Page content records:
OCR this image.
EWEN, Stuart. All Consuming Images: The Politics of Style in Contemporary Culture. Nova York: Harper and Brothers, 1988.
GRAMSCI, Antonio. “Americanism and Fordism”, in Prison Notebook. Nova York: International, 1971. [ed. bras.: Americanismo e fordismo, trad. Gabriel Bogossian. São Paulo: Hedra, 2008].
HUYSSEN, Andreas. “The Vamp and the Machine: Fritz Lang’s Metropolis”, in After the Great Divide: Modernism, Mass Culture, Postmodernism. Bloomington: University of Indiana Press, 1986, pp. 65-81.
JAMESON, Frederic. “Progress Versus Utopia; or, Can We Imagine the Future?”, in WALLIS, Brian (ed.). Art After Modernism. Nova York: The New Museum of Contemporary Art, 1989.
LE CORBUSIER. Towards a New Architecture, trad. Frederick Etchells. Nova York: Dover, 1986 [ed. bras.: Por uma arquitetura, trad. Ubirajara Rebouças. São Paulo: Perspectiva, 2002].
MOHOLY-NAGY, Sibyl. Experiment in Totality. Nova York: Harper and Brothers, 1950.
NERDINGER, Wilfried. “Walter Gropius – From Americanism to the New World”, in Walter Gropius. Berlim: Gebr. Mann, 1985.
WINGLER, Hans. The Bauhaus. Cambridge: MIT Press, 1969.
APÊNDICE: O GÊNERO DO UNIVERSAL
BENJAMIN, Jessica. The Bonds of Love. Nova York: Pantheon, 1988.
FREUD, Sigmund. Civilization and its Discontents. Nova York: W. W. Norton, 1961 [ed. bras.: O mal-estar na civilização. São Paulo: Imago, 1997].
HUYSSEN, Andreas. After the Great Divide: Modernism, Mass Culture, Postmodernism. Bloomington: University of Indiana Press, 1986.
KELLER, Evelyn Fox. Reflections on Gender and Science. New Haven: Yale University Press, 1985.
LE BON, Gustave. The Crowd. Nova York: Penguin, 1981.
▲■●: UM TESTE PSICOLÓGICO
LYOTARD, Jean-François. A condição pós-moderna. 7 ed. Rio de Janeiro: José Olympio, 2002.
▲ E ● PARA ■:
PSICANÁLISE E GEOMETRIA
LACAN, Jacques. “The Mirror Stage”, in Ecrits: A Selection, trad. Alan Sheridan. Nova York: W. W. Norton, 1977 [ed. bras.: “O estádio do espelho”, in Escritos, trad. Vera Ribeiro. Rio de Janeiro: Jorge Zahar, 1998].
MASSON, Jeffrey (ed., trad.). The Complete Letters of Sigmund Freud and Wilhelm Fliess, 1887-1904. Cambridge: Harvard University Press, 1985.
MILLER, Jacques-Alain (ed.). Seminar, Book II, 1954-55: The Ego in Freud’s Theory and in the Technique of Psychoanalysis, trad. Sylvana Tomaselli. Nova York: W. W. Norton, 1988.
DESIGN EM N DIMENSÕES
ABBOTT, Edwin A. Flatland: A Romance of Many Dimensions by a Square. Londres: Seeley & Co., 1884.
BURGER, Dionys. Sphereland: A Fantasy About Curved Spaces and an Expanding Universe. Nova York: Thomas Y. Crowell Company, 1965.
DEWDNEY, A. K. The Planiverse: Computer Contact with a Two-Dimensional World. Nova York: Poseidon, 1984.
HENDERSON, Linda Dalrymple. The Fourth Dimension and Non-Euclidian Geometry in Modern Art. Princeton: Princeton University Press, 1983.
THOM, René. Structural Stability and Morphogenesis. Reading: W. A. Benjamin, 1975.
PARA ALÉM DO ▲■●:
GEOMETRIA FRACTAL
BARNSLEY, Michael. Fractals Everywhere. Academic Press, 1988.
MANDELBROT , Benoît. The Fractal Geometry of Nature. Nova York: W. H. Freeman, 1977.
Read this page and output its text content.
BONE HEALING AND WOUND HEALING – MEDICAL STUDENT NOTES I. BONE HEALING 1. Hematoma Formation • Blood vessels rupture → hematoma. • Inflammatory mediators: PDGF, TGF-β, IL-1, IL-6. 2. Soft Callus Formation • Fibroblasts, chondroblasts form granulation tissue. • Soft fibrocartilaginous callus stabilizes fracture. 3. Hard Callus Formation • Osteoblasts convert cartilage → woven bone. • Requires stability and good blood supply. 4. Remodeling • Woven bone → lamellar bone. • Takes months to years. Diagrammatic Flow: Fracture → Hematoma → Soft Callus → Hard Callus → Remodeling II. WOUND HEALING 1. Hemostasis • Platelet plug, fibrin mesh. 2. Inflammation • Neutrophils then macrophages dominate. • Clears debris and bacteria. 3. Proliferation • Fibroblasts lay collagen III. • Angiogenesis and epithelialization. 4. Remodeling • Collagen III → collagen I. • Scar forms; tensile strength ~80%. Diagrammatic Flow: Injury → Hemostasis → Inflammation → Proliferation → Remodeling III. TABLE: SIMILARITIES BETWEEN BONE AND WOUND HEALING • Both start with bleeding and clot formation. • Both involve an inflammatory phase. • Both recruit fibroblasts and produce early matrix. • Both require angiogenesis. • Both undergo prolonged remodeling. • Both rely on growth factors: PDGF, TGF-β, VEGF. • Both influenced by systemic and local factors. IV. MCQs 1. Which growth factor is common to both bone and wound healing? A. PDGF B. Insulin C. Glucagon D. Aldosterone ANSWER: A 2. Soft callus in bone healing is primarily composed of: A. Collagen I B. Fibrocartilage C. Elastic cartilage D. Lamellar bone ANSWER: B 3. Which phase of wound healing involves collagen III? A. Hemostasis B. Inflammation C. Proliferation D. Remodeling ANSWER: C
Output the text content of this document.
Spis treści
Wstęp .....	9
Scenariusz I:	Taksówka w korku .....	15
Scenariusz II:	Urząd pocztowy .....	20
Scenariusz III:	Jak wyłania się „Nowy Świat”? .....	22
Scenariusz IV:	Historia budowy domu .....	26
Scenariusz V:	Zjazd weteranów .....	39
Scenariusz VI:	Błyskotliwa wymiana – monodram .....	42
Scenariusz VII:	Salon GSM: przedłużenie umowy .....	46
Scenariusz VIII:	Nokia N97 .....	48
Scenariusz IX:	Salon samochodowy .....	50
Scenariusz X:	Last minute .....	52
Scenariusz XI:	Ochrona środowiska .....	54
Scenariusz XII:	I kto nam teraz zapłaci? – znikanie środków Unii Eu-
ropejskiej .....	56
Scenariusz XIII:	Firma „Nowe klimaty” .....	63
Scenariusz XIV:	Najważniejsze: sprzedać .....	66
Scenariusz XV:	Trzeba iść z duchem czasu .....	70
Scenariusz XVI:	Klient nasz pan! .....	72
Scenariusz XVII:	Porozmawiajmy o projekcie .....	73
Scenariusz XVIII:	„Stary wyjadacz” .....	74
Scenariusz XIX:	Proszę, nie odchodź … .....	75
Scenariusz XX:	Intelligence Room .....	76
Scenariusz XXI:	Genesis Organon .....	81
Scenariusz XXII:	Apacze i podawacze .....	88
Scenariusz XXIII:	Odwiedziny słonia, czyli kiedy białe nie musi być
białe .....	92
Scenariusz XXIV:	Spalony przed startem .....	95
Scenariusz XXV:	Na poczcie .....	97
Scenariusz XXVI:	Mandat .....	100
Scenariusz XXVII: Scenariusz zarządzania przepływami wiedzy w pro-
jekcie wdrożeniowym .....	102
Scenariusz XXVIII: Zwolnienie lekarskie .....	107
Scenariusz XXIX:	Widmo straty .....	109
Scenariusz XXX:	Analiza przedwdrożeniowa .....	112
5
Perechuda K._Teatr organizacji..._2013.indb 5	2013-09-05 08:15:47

TASK PROMPT:
Only the lines with the string "Harper" are wanted; pick them out of the records above and copy them.

SOLUTION:
EWEN, Stuart. All Consuming Images: The Politics of Style in Contemporary Culture. Nova York: Harper and Brothers, 1988.
MOHOLY-NAGY, Sibyl. Experiment in Totality. Nova York: Harper and Brothers, 1950.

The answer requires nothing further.